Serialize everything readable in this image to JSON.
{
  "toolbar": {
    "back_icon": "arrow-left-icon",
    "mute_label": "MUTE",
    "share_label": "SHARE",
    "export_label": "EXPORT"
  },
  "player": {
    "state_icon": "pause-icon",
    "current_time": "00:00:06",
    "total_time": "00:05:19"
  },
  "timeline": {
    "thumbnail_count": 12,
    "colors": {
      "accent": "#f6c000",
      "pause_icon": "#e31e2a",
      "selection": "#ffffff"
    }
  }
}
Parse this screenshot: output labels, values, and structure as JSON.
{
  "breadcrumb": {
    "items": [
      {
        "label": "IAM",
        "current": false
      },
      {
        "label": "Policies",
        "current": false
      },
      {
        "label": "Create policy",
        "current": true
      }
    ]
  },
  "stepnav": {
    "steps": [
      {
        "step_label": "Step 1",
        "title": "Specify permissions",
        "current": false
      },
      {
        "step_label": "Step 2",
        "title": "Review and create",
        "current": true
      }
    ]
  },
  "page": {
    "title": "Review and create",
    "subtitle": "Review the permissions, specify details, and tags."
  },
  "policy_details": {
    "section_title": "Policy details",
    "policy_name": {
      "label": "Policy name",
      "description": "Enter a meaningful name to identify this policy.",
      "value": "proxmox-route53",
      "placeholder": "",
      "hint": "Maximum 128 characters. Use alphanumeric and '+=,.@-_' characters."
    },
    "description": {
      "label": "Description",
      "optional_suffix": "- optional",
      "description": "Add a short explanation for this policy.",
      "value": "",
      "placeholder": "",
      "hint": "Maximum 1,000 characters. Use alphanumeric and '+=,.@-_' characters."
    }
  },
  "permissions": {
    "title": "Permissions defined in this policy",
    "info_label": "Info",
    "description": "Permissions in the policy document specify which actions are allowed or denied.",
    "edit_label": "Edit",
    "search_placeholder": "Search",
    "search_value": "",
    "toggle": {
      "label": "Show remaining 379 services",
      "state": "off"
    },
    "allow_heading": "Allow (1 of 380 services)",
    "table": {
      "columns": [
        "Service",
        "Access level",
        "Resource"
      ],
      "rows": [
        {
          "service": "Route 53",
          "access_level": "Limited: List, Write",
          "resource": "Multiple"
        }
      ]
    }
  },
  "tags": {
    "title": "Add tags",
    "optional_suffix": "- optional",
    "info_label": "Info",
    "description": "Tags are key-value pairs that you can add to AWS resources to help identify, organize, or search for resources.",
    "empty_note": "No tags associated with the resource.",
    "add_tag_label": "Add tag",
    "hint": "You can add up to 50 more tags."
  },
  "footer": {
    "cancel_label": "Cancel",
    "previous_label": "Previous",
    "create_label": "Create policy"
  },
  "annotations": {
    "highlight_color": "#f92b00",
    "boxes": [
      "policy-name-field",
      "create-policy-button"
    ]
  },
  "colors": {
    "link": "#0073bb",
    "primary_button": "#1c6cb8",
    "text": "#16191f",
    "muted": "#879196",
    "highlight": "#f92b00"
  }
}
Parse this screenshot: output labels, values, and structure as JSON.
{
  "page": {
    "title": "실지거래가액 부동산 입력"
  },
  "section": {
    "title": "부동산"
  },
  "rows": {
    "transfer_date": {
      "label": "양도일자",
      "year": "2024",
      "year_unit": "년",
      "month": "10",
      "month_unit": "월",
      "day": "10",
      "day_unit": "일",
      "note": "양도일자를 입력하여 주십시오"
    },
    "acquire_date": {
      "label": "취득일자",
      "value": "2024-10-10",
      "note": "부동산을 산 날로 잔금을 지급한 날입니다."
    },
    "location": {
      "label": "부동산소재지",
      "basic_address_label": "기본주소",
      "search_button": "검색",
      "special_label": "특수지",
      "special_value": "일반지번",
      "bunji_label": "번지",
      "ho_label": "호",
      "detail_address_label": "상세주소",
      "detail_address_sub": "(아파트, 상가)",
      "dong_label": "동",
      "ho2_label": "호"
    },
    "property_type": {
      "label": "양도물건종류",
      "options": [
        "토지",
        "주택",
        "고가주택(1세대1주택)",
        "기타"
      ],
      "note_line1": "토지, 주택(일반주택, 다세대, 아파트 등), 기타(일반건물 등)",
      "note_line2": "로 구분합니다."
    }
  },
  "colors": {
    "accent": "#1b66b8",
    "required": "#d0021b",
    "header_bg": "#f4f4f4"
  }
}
▬▬▬▬▬▬▬▬▬▬
WHAT THE TASK ASKS
Go through the listing and print each line exactly as it appears.

FINAL RESULT
Serialize everything readable in this image to JSON.
{
  "toolbar": {
    "back_icon": "arrow-left-icon",
    "mute_label": "MUTE",
    "share_label": "SHARE",
    "export_label": "EXPORT"
  },
  "player": {
    "state_icon": "pause-icon",
    "current_time": "00:00:06",
    "total_time": "00:05:19"
  },
  "timeline": {
    "thumbnail_count": 12,
    "colors": {
      "accent": "#f6c000",
      "pause_icon": "#e31e2a",
      "selection": "#ffffff"
    }
  }
}
Parse this screenshot: output labels, values, and structure as JSON.
{
  "breadcrumb": {
    "items": [
      {
        "label": "IAM",
        "current": false
      },
      {
        "label": "Policies",
        "current": false
      },
      {
        "label": "Create policy",
        "current": true
      }
    ]
  },
  "stepnav": {
    "steps": [
      {
        "step_label": "Step 1",
        "title": "Specify permissions",
        "current": false
      },
      {
        "step_label": "Step 2",
        "title": "Review and create",
        "current": true
      }
    ]
  },
  "page": {
    "title": "Review and create",
    "subtitle": "Review the permissions, specify details, and tags."
  },
  "policy_details": {
    "section_title": "Policy details",
    "policy_name": {
      "label": "Policy name",
      "description": "Enter a meaningful name to identify this policy.",
      "value": "proxmox-route53",
      "placeholder": "",
      "hint": "Maximum 128 characters. Use alphanumeric and '+=,.@-_' characters."
    },
    "description": {
      "label": "Description",
      "optional_suffix": "- optional",
      "description": "Add a short explanation for this policy.",
      "value": "",
      "placeholder": "",
      "hint": "Maximum 1,000 characters. Use alphanumeric and '+=,.@-_' characters."
    }
  },
  "permissions": {
    "title": "Permissions defined in this policy",
    "info_label": "Info",
    "description": "Permissions in the policy document specify which actions are allowed or denied.",
    "edit_label": "Edit",
    "search_placeholder": "Search",
    "search_value": "",
    "toggle": {
      "label": "Show remaining 379 services",
      "state": "off"
    },
    "allow_heading": "Allow (1 of 380 services)",
    "table": {
      "columns": [
        "Service",
        "Access level",
        "Resource"
      ],
      "rows": [
        {
          "service": "Route 53",
          "access_level": "Limited: List, Write",
          "resource": "Multiple"
        }
      ]
    }
  },
  "tags": {
    "title": "Add tags",
    "optional_suffix": "- optional",
    "info_label": "Info",
    "description": "Tags are key-value pairs that you can add to AWS resources to help identify, organize, or search for resources.",
    "empty_note": "No tags associated with the resource.",
    "add_tag_label": "Add tag",
    "hint": "You can add up to 50 more tags."
  },
  "footer": {
    "cancel_label": "Cancel",
    "previous_label": "Previous",
    "create_label": "Create policy"
  },
  "annotations": {
    "highlight_color": "#f92b00",
    "boxes": [
      "policy-name-field",
      "create-policy-button"
    ]
  },
  "colors": {
    "link": "#0073bb",
    "primary_button": "#1c6cb8",
    "text": "#16191f",
    "muted": "#879196",
    "highlight": "#f92b00"
  }
}
Parse this screenshot: output labels, values, and structure as JSON.
{
  "page": {
    "title": "실지거래가액 부동산 입력"
  },
  "section": {
    "title": "부동산"
  },
  "rows": {
    "transfer_date": {
      "label": "양도일자",
      "year": "2024",
      "year_unit": "년",
      "month": "10",
      "month_unit": "월",
      "day": "10",
      "day_unit": "일",
      "note": "양도일자를 입력하여 주십시오"
    },
    "acquire_date": {
      "label": "취득일자",
      "value": "2024-10-10",
      "note": "부동산을 산 날로 잔금을 지급한 날입니다."
    },
    "location": {
      "label": "부동산소재지",
      "basic_address_label": "기본주소",
      "search_button": "검색",
      "special_label": "특수지",
      "special_value": "일반지번",
      "bunji_label": "번지",
      "ho_label": "호",
      "detail_address_label": "상세주소",
      "detail_address_sub": "(아파트, 상가)",
      "dong_label": "동",
      "ho2_label": "호"
    },
    "property_type": {
      "label": "양도물건종류",
      "options": [
        "토지",
        "주택",
        "고가주택(1세대1주택)",
        "기타"
      ],
      "note_line1": "토지, 주택(일반주택, 다세대, 아파트 등), 기타(일반건물 등)",
      "note_line2": "로 구분합니다."
    }
  },
  "colors": {
    "accent": "#1b66b8",
    "required": "#d0021b",
    "header_bg": "#f4f4f4"
  }
}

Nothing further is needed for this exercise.